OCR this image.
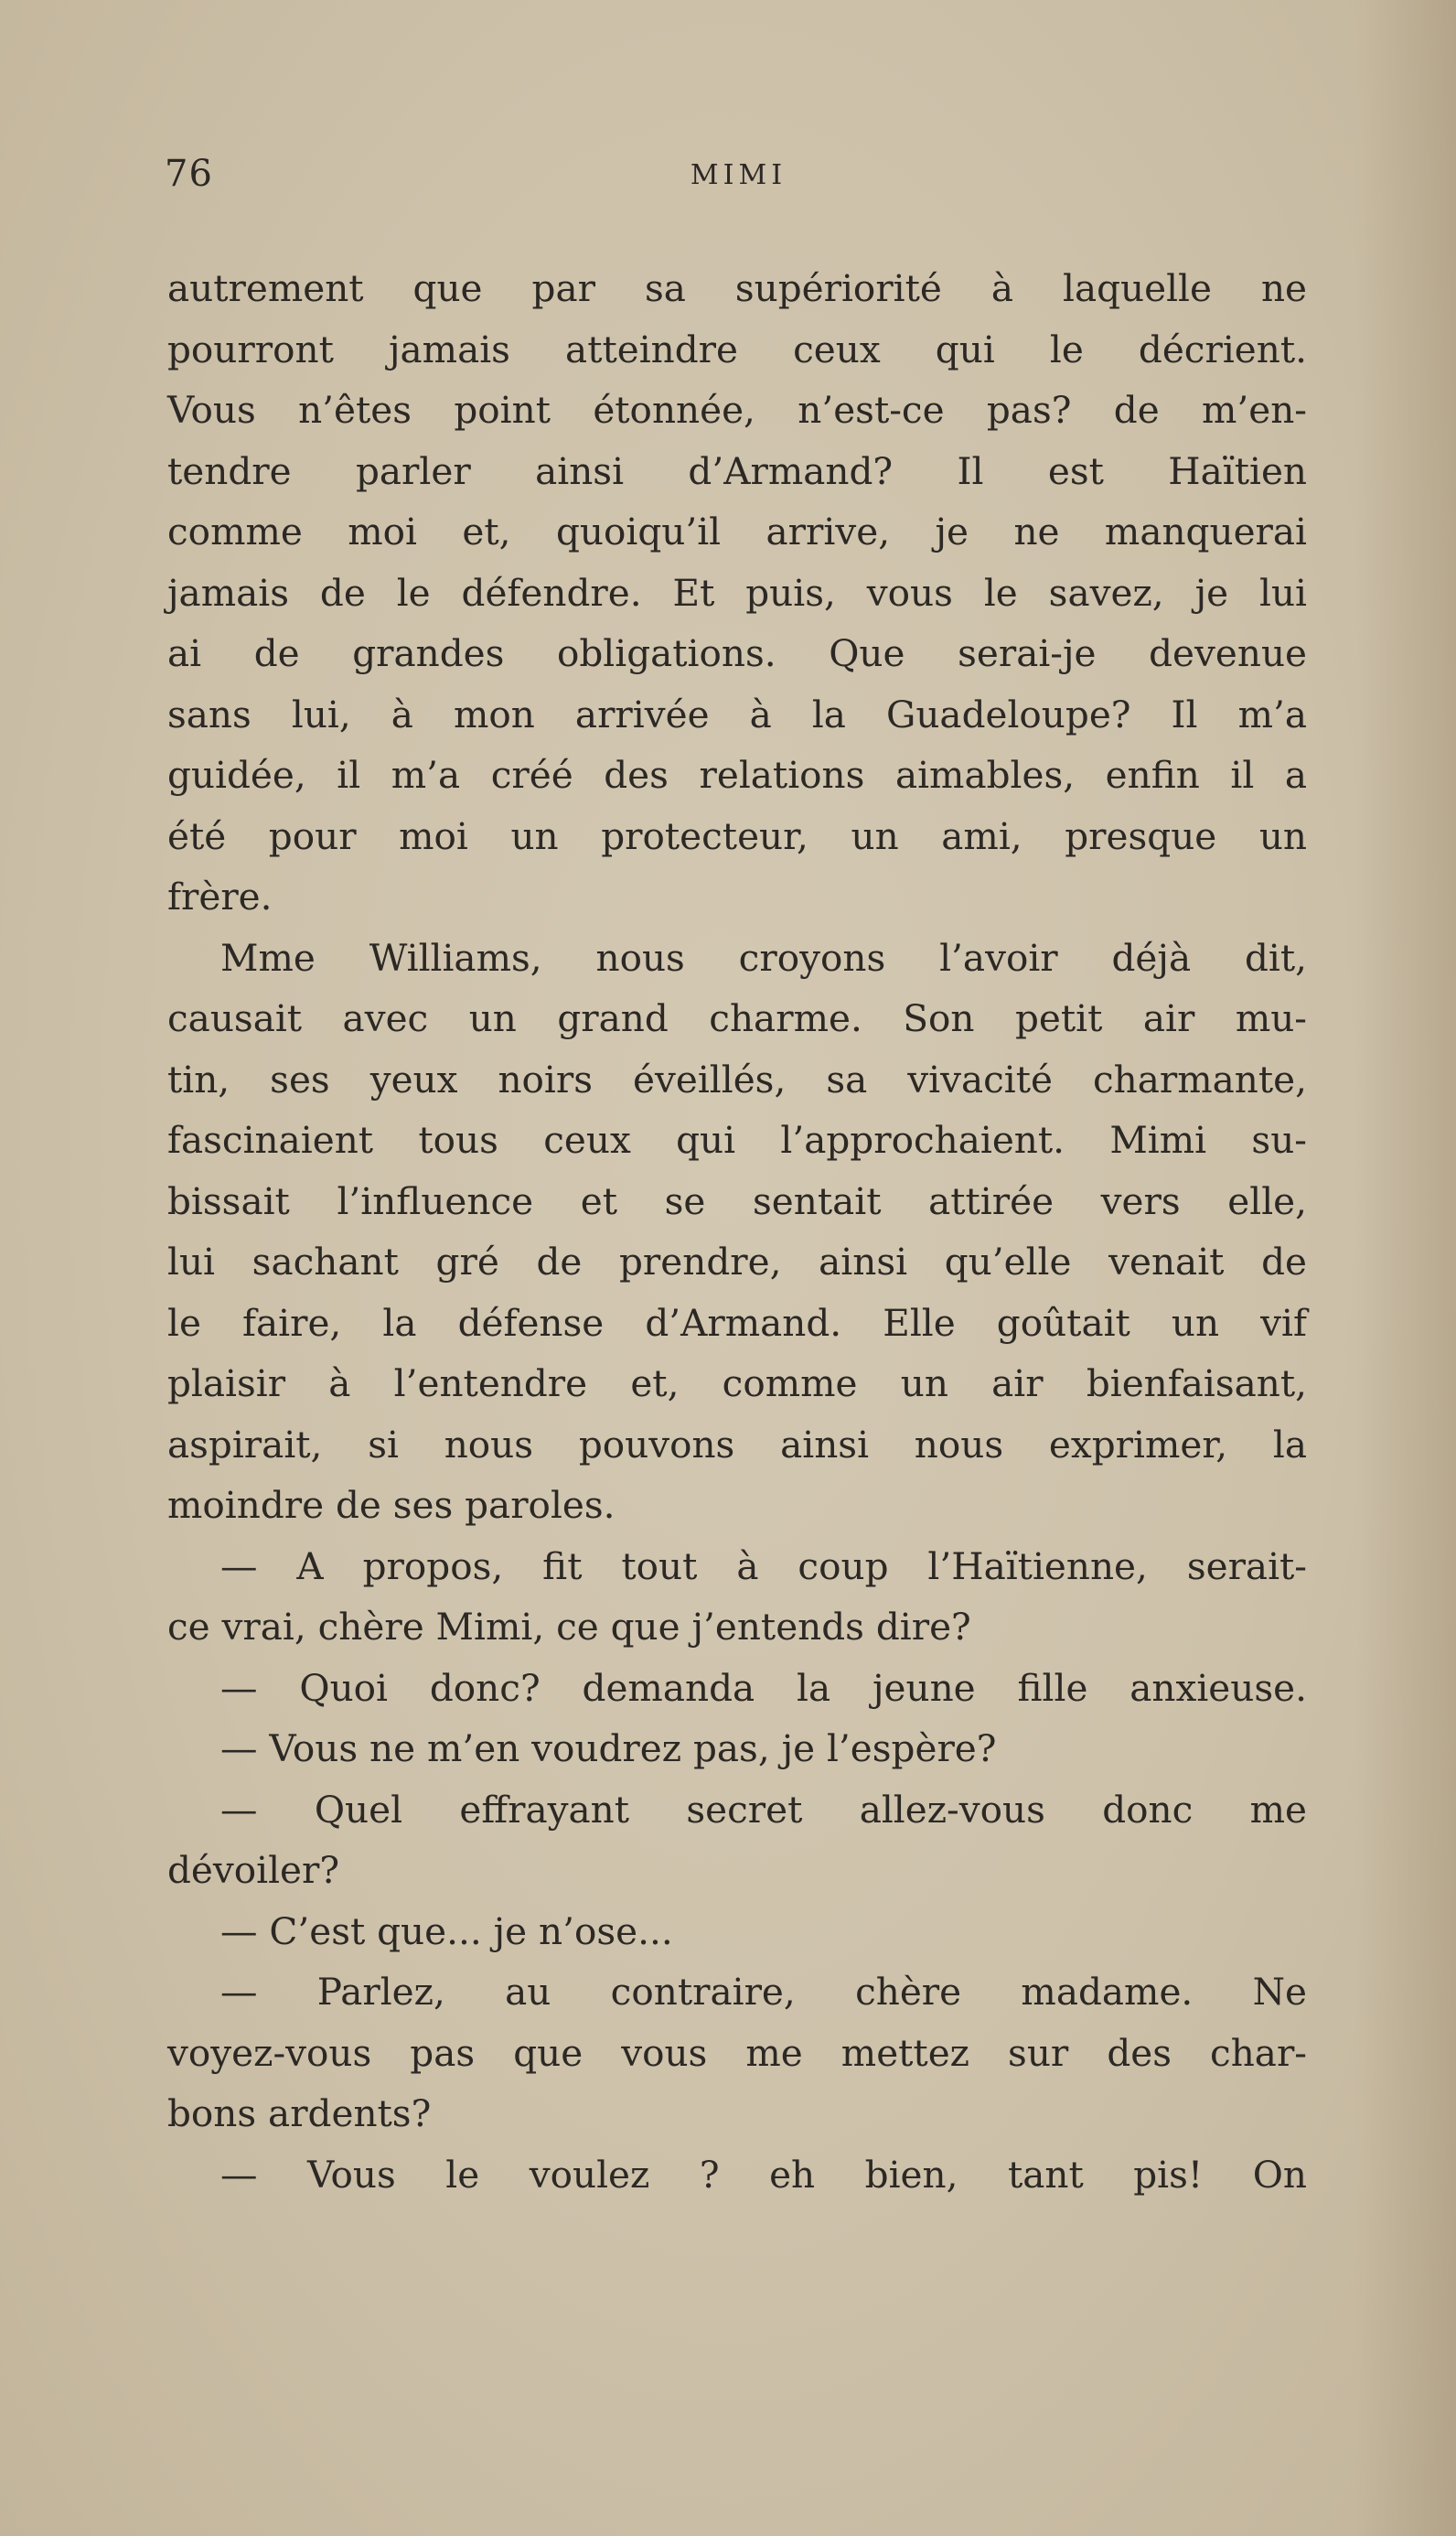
76	MIMI
autrement que par sa supériorité à laquelle ne
pourront jamais atteindre ceux qui le décrient.
Vous n’êtes point étonnée, n’est-ce pas? de m’en-
tendre parler ainsi d’Armand? Il est Haïtien
comme moi et, quoiqu’il arrive, je ne manquerai
jamais de le défendre. Et puis, vous le savez, je lui
ai de grandes obligations. Que serai-je devenue
sans lui, à mon arrivée à la Guadeloupe? Il m’a
guidée, il m’a créé des relations aimables, enfin il a
été pour moi un protecteur, un ami, presque un
frère.
Mme Williams, nous croyons l’avoir déjà dit,
causait avec un grand charme. Son petit air mu-
tin, ses yeux noirs éveillés, sa vivacité charmante,
fascinaient tous ceux qui l’approchaient. Mimi su-
bissait l’influence et se sentait attirée vers elle,
lui sachant gré de prendre, ainsi qu’elle venait de
le faire, la défense d’Armand. Elle goûtait un vif
plaisir à l’entendre et, comme un air bienfaisant,
aspirait, si nous pouvons ainsi nous exprimer, la
moindre de ses paroles.
— A propos, fit tout à coup l’Haïtienne, serait-
ce vrai, chère Mimi, ce que j’entends dire?
— Quoi donc? demanda la jeune fille anxieuse.
— Vous ne m’en voudrez pas, je l’espère?
— Quel effrayant secret allez-vous donc me
dévoiler?
— C’est que... je n’ose...
— Parlez, au contraire, chère madame. Ne
voyez-vous pas que vous me mettez sur des char-
bons ardents?
— Vous le voulez ? eh bien, tant pis! On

_ _ _

- [What you should do]: Strip out the pictures and quote the remaining data word for word.

- [Task response]:
OCR this image.
76	MIMI
autrement que par sa supériorité à laquelle ne
pourront jamais atteindre ceux qui le décrient.
Vous n’êtes point étonnée, n’est-ce pas? de m’en-
tendre parler ainsi d’Armand? Il est Haïtien
comme moi et, quoiqu’il arrive, je ne manquerai
jamais de le défendre. Et puis, vous le savez, je lui
ai de grandes obligations. Que serai-je devenue
sans lui, à mon arrivée à la Guadeloupe? Il m’a
guidée, il m’a créé des relations aimables, enfin il a
été pour moi un protecteur, un ami, presque un
frère.
Mme Williams, nous croyons l’avoir déjà dit,
causait avec un grand charme. Son petit air mu-
tin, ses yeux noirs éveillés, sa vivacité charmante,
fascinaient tous ceux qui l’approchaient. Mimi su-
bissait l’influence et se sentait attirée vers elle,
lui sachant gré de prendre, ainsi qu’elle venait de
le faire, la défense d’Armand. Elle goûtait un vif
plaisir à l’entendre et, comme un air bienfaisant,
aspirait, si nous pouvons ainsi nous exprimer, la
moindre de ses paroles.
— A propos, fit tout à coup l’Haïtienne, serait-
ce vrai, chère Mimi, ce que j’entends dire?
— Quoi donc? demanda la jeune fille anxieuse.
— Vous ne m’en voudrez pas, je l’espère?
— Quel effrayant secret allez-vous donc me
dévoiler?
— C’est que... je n’ose...
— Parlez, au contraire, chère madame. Ne
voyez-vous pas que vous me mettez sur des char-
bons ardents?
— Vous le voulez ? eh bien, tant pis! On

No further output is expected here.